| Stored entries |
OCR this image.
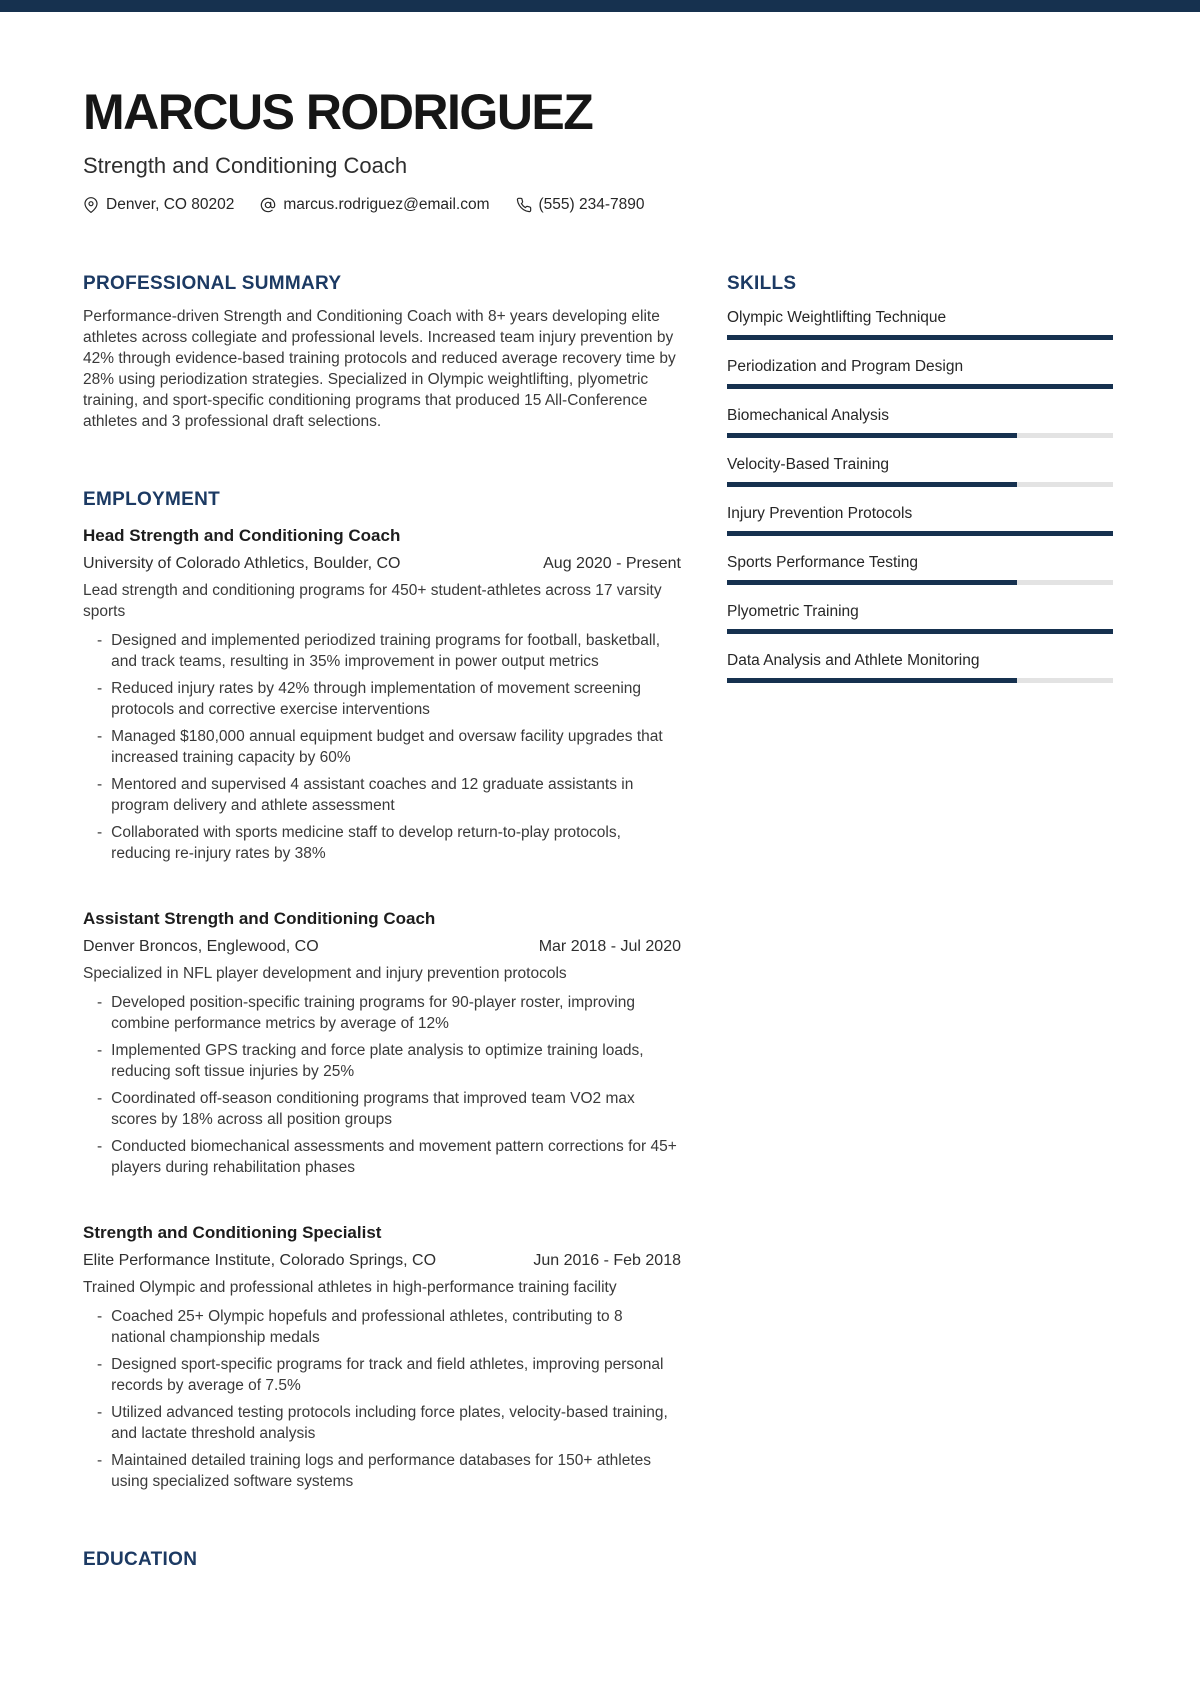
MARCUS RODRIGUEZ
Strength and Conditioning Coach
Denver, CO 80202	marcus.rodriguez@email.com	(555) 234-7890
PROFESSIONAL SUMMARY

Performance-driven Strength and Conditioning Coach with 8+ years developing elite athletes across collegiate and professional levels. Increased team injury prevention by 42% through evidence-based training protocols and reduced average recovery time by 28% using periodization strategies. Specialized in Olympic weightlifting, plyometric training, and sport-specific conditioning programs that produced 15 All-Conference athletes and 3 professional draft selections.

EMPLOYMENT
Head Strength and Conditioning Coach
University of Colorado Athletics, Boulder, CO	Aug 2020 - Present
Lead strength and conditioning programs for 450+ student-athletes across 17 varsity sports
- Designed and implemented periodized training programs for football, basketball, and track teams, resulting in 35% improvement in power output metrics
- Reduced injury rates by 42% through implementation of movement screening protocols and corrective exercise interventions
- Managed $180,000 annual equipment budget and oversaw facility upgrades that increased training capacity by 60%
- Mentored and supervised 4 assistant coaches and 12 graduate assistants in program delivery and athlete assessment
- Collaborated with sports medicine staff to develop return-to-play protocols, reducing re-injury rates by 38%
Assistant Strength and Conditioning Coach
Denver Broncos, Englewood, CO	Mar 2018 - Jul 2020
Specialized in NFL player development and injury prevention protocols
- Developed position-specific training programs for 90-player roster, improving combine performance metrics by average of 12%
- Implemented GPS tracking and force plate analysis to optimize training loads, reducing soft tissue injuries by 25%
- Coordinated off-season conditioning programs that improved team VO2 max scores by 18% across all position groups
- Conducted biomechanical assessments and movement pattern corrections for 45+ players during rehabilitation phases
Strength and Conditioning Specialist
Elite Performance Institute, Colorado Springs, CO	Jun 2016 - Feb 2018
Trained Olympic and professional athletes in high-performance training facility
- Coached 25+ Olympic hopefuls and professional athletes, contributing to 8 national championship medals
- Designed sport-specific programs for track and field athletes, improving personal records by average of 7.5%
- Utilized advanced testing protocols including force plates, velocity-based training, and lactate threshold analysis
- Maintained detailed training logs and performance databases for 150+ athletes using specialized software systems
EDUCATION
SKILLS
Olympic Weightlifting Technique
Periodization and Program Design
Biomechanical Analysis
Velocity-Based Training
Injury Prevention Protocols
Sports Performance Testing
Plyometric Training
Data Analysis and Athlete Monitoring
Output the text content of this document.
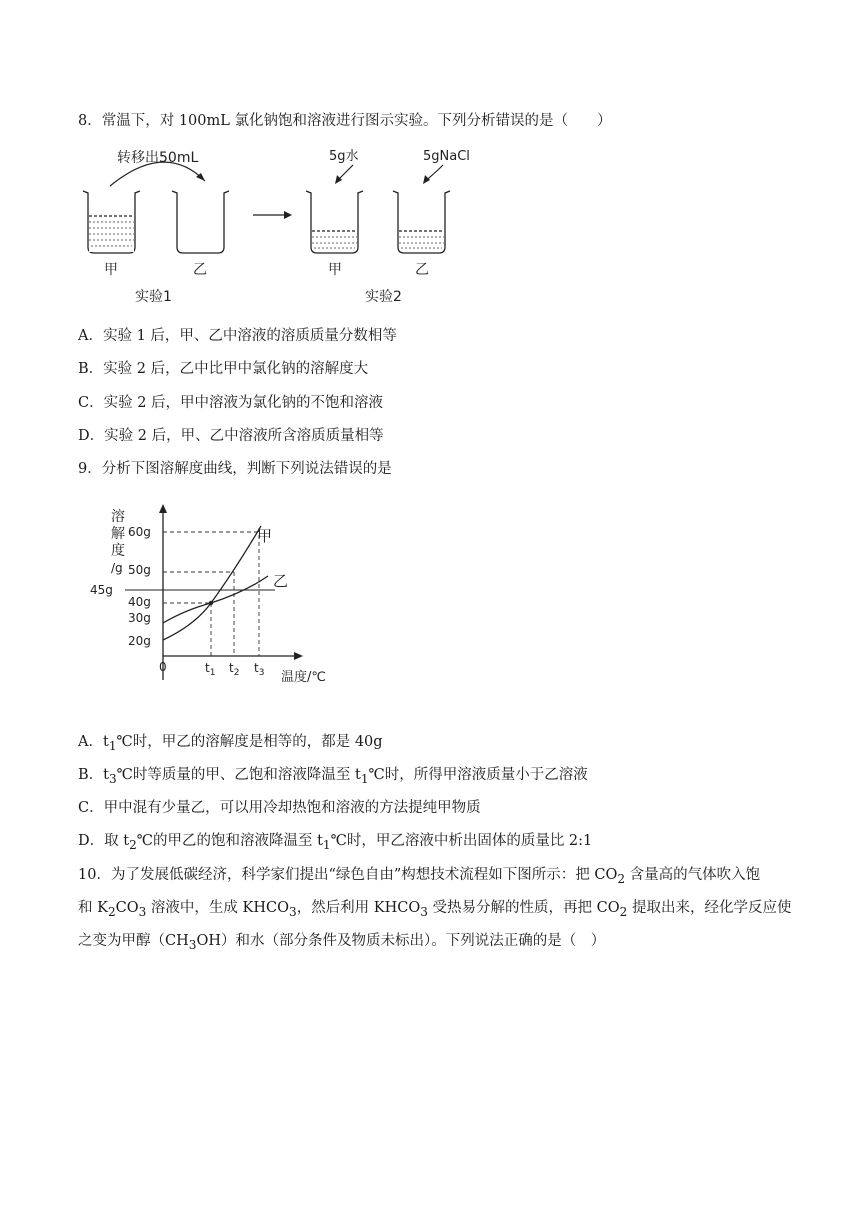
8．常温下，对 100mL 氯化钠饱和溶液进行图示实验。下列分析错误的是（　　）
转移出50mL
甲	乙	甲
5g水
乙
5gNaCl
实验1	实验2
A．实验 1 后，甲、乙中溶液的溶质质量分数相等
B．实验 2 后，乙中比甲中氯化钠的溶解度大
C．实验 2 后，甲中溶液为氯化钠的不饱和溶液
D．实验 2 后，甲、乙中溶液所含溶质质量相等
9．分析下图溶解度曲线，判断下列说法错误的是
溶
解
度
/g
60g
50g
45g
40g
30g
20g
甲
乙
0	$t_1$ $t_2$ $t_3$ 温度/℃
A．$t_1℃$时，甲乙的溶解度是相等的，都是 40g
B．$t_3℃$时等质量的甲、乙饱和溶液降温至 $t_1℃$时，所得甲溶液质量小于乙溶液
C．甲中混有少量乙，可以用冷却热饱和溶液的方法提纯甲物质
D．取 $t_2℃$的甲乙的饱和溶液降温至 $t_1℃$时，甲乙溶液中析出固体的质量比 2:1
10．为了发展低碳经济，科学家们提出“绿色自由”构想技术流程如下图所示：把 $CO_2$ 含量高的气体吹入饱
和 $K_2CO_3$ 溶液中，生成 $KHCO_3$，然后利用 $KHCO_3$ 受热易分解的性质，再把 $CO_2$ 提取出来，经化学反应使
之变为甲醇$(CH_3OH)$和水（部分条件及物质未标出）。下列说法正确的是（　）
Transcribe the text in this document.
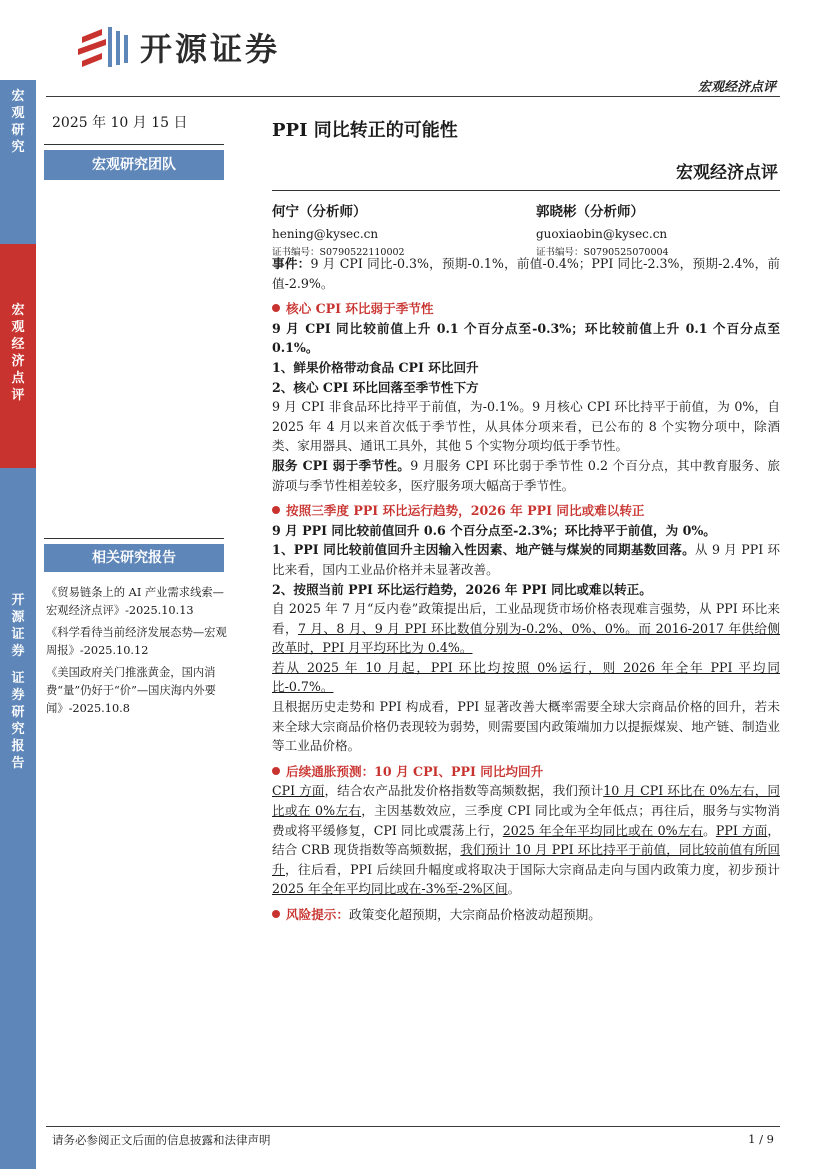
宏
观
研
究
宏
观
经
济
点
评
开
源
证
券
证
券
研
究
报
告
开源证券
宏观经济点评
2025 年 10 月 15 日	PPI 同比转正的可能性
宏观研究团队	宏观经济点评
何宁（分析师）
hening@kysec.cn
证书编号：S0790522110002
郭晓彬（分析师）
guoxiaobin@kysec.cn
证书编号：S0790525070004
相关研究报告
《贸易链条上的 AI 产业需求线索—宏观经济点评》-2025.10.13
《科学看待当前经济发展态势—宏观周报》-2025.10.12
《美国政府关门推涨黄金，国内消费“量”仍好于“价”—国庆海内外要闻》-2025.10.8

事件：9 月 CPI 同比-0.3%，预期-0.1%，前值-0.4%；PPI 同比-2.3%，预期-2.4%，前值-2.9%。

核心 CPI 环比弱于季节性

9 月 CPI 同比较前值上升 0.1 个百分点至-0.3%；环比较前值上升 0.1 个百分点至 0.1%。

1、鲜果价格带动食品 CPI 环比回升

2、核心 CPI 环比回落至季节性下方

9 月 CPI 非食品环比持平于前值，为-0.1%。9 月核心 CPI 环比持平于前值，为 0%，自 2025 年 4 月以来首次低于季节性，从具体分项来看，已公布的 8 个实物分项中，除酒类、家用器具、通讯工具外，其他 5 个实物分项均低于季节性。

服务 CPI 弱于季节性。9 月服务 CPI 环比弱于季节性 0.2 个百分点，其中教育服务、旅游项与季节性相差较多，医疗服务项大幅高于季节性。

按照三季度 PPI 环比运行趋势，2026 年 PPI 同比或难以转正

9 月 PPI 同比较前值回升 0.6 个百分点至-2.3%；环比持平于前值，为 0%。

1、PPI 同比较前值回升主因输入性因素、地产链与煤炭的同期基数回落。从 9 月 PPI 环比来看，国内工业品价格并未显著改善。

2、按照当前 PPI 环比运行趋势，2026 年 PPI 同比或难以转正。

自 2025 年 7 月“反内卷”政策提出后，工业品现货市场价格表现难言强势，从 PPI 环比来看，7 月、8 月、9 月 PPI 环比数值分别为-0.2%、0%、0%。而 2016-2017 年供给侧改革时，PPI 月平均环比为 0.4%。

若从 2025 年 10 月起，PPI 环比均按照 0%运行，则 2026 年全年 PPI 平均同比-0.7%。

且根据历史走势和 PPI 构成看，PPI 显著改善大概率需要全球大宗商品价格的回升，若未来全球大宗商品价格仍表现较为弱势，则需要国内政策端加力以提振煤炭、地产链、制造业等工业品价格。

后续通胀预测：10 月 CPI、PPI 同比均回升

CPI 方面，结合农产品批发价格指数等高频数据，我们预计10 月 CPI 环比在 0%左右，同比或在 0%左右，主因基数效应，三季度 CPI 同比或为全年低点；再往后，服务与实物消费或将平缓修复，CPI 同比或震荡上行，2025 年全年平均同比或在 0%左右。PPI 方面，结合 CRB 现货指数等高频数据，我们预计 10 月 PPI 环比持平于前值，同比较前值有所回升，往后看，PPI 后续回升幅度或将取决于国际大宗商品走向与国内政策力度，初步预计2025 年全年平均同比或在-3%至-2%区间。

风险提示：政策变化超预期，大宗商品价格波动超预期。

请务必参阅正文后面的信息披露和法律声明	1 / 9
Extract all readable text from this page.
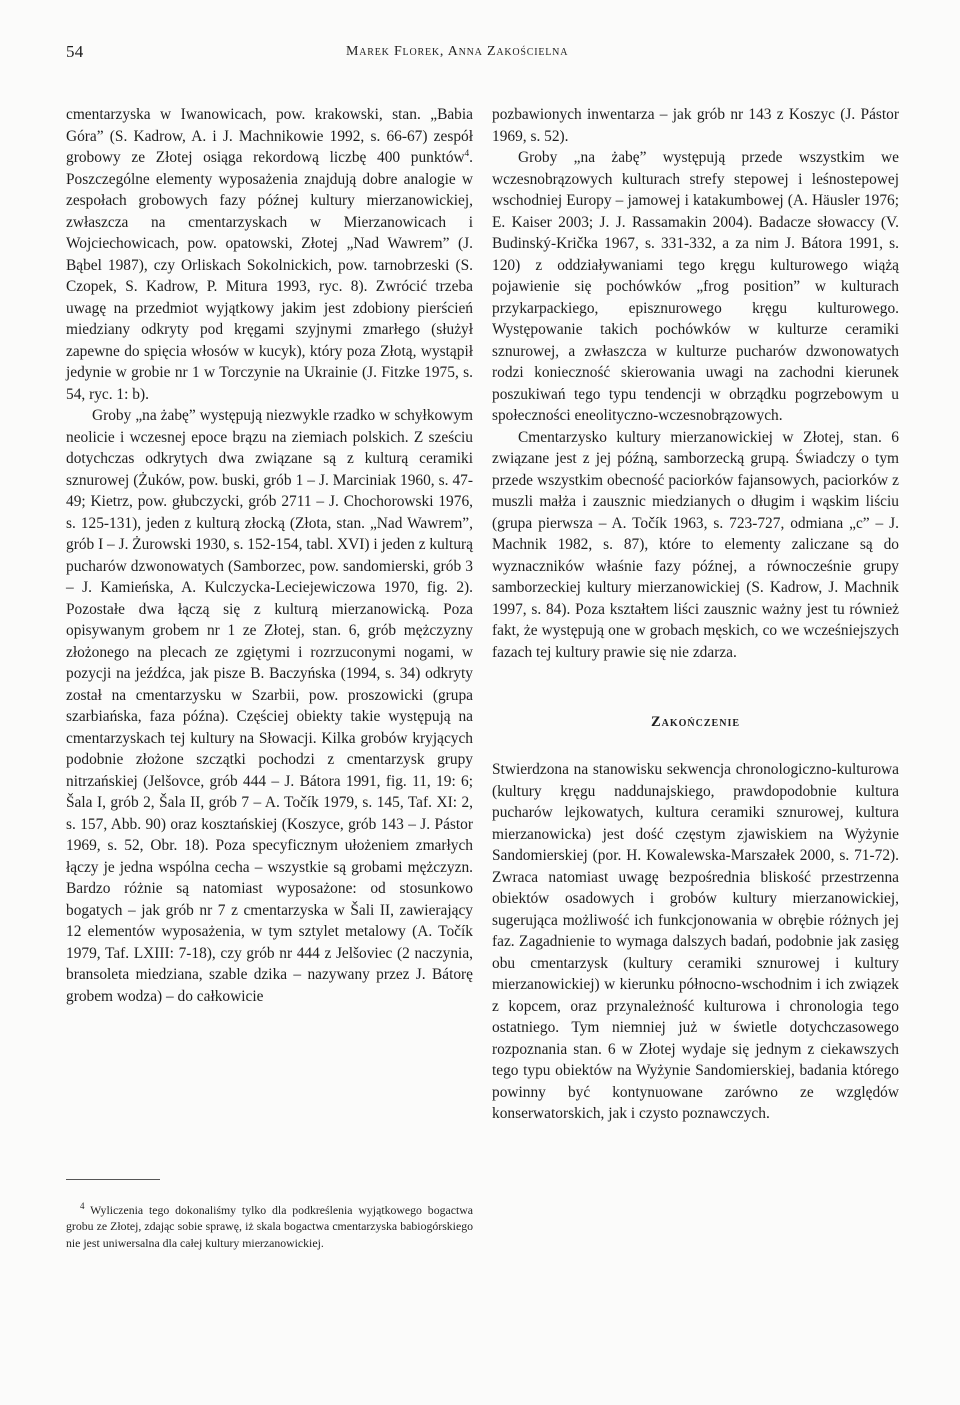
54	Marek Florek, Anna Zakościelna

cmentarzyska w Iwanowicach, pow. krakowski, stan. „Babia Góra” (S. Kadrow, A. i J. Machnikowie 1992, s. 66-67) zespół grobowy ze Złotej osiąga rekordową liczbę 400 punktów$^4$. Poszczególne elementy wyposażenia znajdują dobre analogie w zespołach grobowych fazy późnej kultury mierzanowickiej, zwłaszcza na cmentarzyskach w Mierzanowicach i Wojciechowicach, pow. opatowski, Złotej „Nad Wawrem” (J. Bąbel 1987), czy Orliskach Sokolnickich, pow. tarnobrzeski (S. Czopek, S. Kadrow, P. Mitura 1993, ryc. 8). Zwrócić trzeba uwagę na przedmiot wyjątkowy jakim jest zdobiony pierścień miedziany odkryty pod kręgami szyjnymi zmarłego (służył zapewne do spięcia włosów w kucyk), który poza Złotą, wystąpił jedynie w grobie nr 1 w Torczynie na Ukrainie (J. Fitzke 1975, s. 54, ryc. 1: b).

Groby „na żabę” występują niezwykle rzadko w schyłkowym neolicie i wczesnej epoce brązu na ziemiach polskich. Z sześciu dotychczas odkrytych dwa związane są z kulturą ceramiki sznurowej (Żuków, pow. buski, grób 1 – J. Marciniak 1960, s. 47-49; Kietrz, pow. głubczycki, grób 2711 – J. Chochorowski 1976, s. 125-131), jeden z kulturą złocką (Złota, stan. „Nad Wawrem”, grób I – J. Żurowski 1930, s. 152-154, tabl. XVI) i jeden z kulturą pucharów dzwonowatych (Samborzec, pow. sandomierski, grób 3 – J. Kamieńska, A. Kulczycka-Leciejewiczowa 1970, fig. 2). Pozostałe dwa łączą się z kulturą mierzanowicką. Poza opisywanym grobem nr 1 ze Złotej, stan. 6, grób mężczyzny złożonego na plecach ze zgiętymi i rozrzuconymi nogami, w pozycji na jeźdźca, jak pisze B. Baczyńska (1994, s. 34) odkryty został na cmentarzysku w Szarbii, pow. proszowicki (grupa szarbiańska, faza późna). Częściej obiekty takie występują na cmentarzyskach tej kultury na Słowacji. Kilka grobów kryjących podobnie złożone szczątki pochodzi z cmentarzysk grupy nitrzańskiej (Jelšovce, grób 444 – J. Bátora 1991, fig. 11, 19: 6; Šala I, grób 2, Šala II, grób 7 – A. Točík 1979, s. 145, Taf. XI: 2, s. 157, Abb. 90) oraz kosztańskiej (Koszyce, grób 143 – J. Pástor 1969, s. 52, Obr. 18). Poza specyficznym ułożeniem zmarłych łączy je jedna wspólna cecha – wszystkie są grobami mężczyzn. Bardzo różnie są natomiast wyposażone: od stosunkowo bogatych – jak grób nr 7 z cmentarzyska w Šali II, zawierający 12 elementów wyposażenia, w tym sztylet metalowy (A. Točík 1979, Taf. LXIII: 7-18), czy grób nr 444 z Jelšoviec (2 naczynia, bransoleta miedziana, szable dzika – nazywany przez J. Bátorę grobem wodza) – do całkowicie

pozbawionych inwentarza – jak grób nr 143 z Koszyc (J. Pástor 1969, s. 52).

Groby „na żabę” występują przede wszystkim we wczesnobrązowych kulturach strefy stepowej i leśnostepowej wschodniej Europy – jamowej i katakumbowej (A. Häusler 1976; E. Kaiser 2003; J. J. Rassamakin 2004). Badacze słowaccy (V. Budinský-Krička 1967, s. 331-332, a za nim J. Bátora 1991, s. 120) z oddziaływaniami tego kręgu kulturowego wiążą pojawienie się pochówków „frog position” w kulturach przykarpackiego, episznurowego kręgu kulturowego. Występowanie takich pochówków w kulturze ceramiki sznurowej, a zwłaszcza w kulturze pucharów dzwonowatych rodzi konieczność skierowania uwagi na zachodni kierunek poszukiwań tego typu tendencji w obrządku pogrzebowym u społeczności eneolityczno-wczesnobrązowych.

Cmentarzysko kultury mierzanowickiej w Złotej, stan. 6 związane jest z jej późną, samborzecką grupą. Świadczy o tym przede wszystkim obecność paciorków fajansowych, paciorków z muszli małża i zausznic miedzianych o długim i wąskim liściu (grupa pierwsza – A. Točík 1963, s. 723-727, odmiana „c” – J. Machnik 1982, s. 87), które to elementy zaliczane są do wyznaczników właśnie fazy późnej, a równocześnie grupy samborzeckiej kultury mierzanowickiej (S. Kadrow, J. Machnik 1997, s. 84). Poza kształtem liści zausznic ważny jest tu również fakt, że występują one w grobach męskich, co we wcześniejszych fazach tej kultury prawie się nie zdarza.

Zakończenie

Stwierdzona na stanowisku sekwencja chronologiczno-kulturowa (kultury kręgu naddunajskiego, prawdopodobnie kultura pucharów lejkowatych, kultura ceramiki sznurowej, kultura mierzanowicka) jest dość częstym zjawiskiem na Wyżynie Sandomierskiej (por. H. Kowalewska-Marszałek 2000, s. 71-72). Zwraca natomiast uwagę bezpośrednia bliskość przestrzenna obiektów osadowych i grobów kultury mierzanowickiej, sugerująca możliwość ich funkcjonowania w obrębie różnych jej faz. Zagadnienie to wymaga dalszych badań, podobnie jak zasięg obu cmentarzysk (kultury ceramiki sznurowej i kultury mierzanowickiej) w kierunku północno-wschodnim i ich związek z kopcem, oraz przynależność kulturowa i chronologia tego ostatniego. Tym niemniej już w świetle dotychczasowego rozpoznania stan. 6 w Złotej wydaje się jednym z ciekawszych tego typu obiektów na Wyżynie Sandomierskiej, badania którego powinny być kontynuowane zarówno ze względów konserwatorskich, jak i czysto poznawczych.

$^4$ Wyliczenia tego dokonaliśmy tylko dla podkreślenia wyjątkowego bogactwa grobu ze Złotej, zdając sobie sprawę, iż skala bogactwa cmentarzyska babiogórskiego nie jest uniwersalna dla całej kultury mierzanowickiej.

| Directive |
Check each line of the records for the word "text", and show the lines that contain it.

| The answer |
Output the text content of this document.
Transcribe the text in this document.
Extract all readable text from this page.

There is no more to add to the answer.